(Figure record listings)
▽

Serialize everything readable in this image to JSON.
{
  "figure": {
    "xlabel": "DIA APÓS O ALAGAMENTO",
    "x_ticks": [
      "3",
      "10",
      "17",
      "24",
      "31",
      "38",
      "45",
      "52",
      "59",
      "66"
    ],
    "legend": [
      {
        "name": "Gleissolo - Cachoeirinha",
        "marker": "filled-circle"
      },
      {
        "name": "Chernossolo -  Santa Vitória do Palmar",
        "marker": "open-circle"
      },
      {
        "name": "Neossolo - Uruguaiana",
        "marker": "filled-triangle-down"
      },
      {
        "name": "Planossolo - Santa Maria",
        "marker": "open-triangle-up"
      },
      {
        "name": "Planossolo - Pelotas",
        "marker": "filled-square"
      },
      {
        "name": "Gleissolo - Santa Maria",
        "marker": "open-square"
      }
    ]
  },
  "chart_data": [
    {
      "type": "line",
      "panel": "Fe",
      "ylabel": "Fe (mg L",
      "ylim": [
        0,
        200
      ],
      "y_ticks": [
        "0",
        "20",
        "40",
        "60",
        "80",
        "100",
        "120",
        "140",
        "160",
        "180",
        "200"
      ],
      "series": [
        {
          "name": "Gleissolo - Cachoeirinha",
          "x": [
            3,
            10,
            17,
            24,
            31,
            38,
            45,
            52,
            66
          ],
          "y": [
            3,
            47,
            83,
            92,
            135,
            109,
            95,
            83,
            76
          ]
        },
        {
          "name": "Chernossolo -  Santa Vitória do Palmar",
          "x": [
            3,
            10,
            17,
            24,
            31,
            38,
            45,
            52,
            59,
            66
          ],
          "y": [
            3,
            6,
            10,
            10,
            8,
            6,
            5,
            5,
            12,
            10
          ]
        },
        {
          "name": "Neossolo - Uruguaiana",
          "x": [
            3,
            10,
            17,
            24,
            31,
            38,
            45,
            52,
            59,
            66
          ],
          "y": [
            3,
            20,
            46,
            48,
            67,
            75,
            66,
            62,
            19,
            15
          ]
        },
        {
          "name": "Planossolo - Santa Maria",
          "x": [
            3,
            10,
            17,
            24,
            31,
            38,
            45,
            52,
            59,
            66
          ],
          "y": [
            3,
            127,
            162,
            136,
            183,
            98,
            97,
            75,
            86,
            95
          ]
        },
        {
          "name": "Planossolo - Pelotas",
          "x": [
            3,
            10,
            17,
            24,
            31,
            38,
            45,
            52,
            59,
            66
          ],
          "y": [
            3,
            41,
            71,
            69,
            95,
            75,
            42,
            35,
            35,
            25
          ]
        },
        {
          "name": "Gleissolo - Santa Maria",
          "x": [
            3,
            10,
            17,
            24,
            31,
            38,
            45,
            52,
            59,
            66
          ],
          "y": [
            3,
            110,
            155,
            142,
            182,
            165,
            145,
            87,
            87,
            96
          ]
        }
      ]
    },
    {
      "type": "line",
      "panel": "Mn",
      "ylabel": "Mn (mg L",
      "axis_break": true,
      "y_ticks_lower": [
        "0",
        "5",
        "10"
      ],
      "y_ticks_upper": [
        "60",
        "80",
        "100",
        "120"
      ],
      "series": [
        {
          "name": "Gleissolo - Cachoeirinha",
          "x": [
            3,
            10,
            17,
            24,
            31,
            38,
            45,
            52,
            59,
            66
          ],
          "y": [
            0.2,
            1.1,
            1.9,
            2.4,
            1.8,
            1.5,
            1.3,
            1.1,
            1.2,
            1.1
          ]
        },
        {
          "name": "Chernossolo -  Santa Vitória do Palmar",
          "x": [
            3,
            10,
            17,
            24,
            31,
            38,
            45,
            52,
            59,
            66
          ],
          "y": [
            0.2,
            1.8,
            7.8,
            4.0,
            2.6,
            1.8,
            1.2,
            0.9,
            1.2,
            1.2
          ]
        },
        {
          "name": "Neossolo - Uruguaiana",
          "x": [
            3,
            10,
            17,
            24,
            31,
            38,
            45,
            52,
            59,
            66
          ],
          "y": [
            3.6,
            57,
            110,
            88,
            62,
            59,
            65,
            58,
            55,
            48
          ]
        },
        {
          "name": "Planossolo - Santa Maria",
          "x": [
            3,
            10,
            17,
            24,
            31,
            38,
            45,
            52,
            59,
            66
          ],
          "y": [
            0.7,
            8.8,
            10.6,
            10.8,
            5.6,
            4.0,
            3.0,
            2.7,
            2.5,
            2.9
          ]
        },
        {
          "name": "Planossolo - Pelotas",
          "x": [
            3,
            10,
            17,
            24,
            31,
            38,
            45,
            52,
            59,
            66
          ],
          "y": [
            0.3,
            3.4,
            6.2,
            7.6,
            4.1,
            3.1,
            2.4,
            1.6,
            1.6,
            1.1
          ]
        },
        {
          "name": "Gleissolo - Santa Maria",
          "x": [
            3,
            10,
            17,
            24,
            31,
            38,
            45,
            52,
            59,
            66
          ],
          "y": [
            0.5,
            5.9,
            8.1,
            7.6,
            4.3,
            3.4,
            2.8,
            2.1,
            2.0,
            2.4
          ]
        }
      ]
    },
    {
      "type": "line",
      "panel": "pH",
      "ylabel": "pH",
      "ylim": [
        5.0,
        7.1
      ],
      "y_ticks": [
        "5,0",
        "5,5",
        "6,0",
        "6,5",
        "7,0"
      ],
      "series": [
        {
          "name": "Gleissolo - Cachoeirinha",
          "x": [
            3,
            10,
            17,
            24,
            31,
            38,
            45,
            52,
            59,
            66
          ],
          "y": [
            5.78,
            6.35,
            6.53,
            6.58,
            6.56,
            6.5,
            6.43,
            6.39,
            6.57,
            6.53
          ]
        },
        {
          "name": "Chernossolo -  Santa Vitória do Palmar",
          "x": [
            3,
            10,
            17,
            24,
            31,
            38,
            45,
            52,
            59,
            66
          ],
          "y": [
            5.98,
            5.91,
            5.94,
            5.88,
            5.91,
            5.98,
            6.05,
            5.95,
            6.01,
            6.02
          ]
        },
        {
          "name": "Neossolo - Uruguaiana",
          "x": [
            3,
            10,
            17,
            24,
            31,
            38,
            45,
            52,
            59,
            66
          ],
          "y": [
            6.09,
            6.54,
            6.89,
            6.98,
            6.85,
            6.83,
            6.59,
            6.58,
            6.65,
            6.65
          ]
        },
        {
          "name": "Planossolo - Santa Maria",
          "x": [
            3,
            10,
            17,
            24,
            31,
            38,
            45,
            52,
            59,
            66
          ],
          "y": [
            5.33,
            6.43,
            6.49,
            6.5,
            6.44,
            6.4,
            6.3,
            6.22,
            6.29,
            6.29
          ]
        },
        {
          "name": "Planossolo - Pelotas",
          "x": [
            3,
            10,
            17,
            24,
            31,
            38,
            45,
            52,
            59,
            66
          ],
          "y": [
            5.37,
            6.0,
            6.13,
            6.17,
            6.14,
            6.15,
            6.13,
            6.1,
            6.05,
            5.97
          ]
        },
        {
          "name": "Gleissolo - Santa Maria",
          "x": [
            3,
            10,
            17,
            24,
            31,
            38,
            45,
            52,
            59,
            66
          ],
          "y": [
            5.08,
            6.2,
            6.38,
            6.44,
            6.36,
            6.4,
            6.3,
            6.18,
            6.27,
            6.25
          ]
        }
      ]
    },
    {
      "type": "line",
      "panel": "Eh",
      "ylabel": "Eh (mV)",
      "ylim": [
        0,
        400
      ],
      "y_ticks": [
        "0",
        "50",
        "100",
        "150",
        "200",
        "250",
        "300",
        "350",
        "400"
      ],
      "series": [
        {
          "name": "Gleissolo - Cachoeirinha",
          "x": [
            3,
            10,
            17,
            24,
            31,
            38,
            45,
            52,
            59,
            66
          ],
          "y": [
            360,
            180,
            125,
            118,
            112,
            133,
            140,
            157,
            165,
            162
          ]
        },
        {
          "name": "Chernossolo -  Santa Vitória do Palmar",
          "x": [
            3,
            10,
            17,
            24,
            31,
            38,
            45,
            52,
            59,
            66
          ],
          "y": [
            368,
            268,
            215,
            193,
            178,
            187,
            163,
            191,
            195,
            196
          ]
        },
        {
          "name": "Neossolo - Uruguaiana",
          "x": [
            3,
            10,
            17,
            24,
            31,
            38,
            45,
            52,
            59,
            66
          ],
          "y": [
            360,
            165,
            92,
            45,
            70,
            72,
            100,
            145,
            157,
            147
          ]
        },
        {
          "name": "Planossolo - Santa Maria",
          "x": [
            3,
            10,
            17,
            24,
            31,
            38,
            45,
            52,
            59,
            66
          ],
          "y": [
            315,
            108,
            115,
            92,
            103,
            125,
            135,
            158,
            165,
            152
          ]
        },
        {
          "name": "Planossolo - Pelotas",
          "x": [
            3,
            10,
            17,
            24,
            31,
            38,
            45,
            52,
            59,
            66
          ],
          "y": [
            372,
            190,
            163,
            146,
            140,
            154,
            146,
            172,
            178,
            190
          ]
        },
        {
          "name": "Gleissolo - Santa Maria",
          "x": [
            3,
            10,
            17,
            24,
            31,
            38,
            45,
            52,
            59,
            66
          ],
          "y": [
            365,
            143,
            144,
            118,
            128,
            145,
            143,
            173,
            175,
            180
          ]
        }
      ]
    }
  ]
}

△

■ **EXERCISE AIM**
Only a number is wanted here: how many lines in the data above include the string "circle"?

■ **SOLUTION BELOW**
2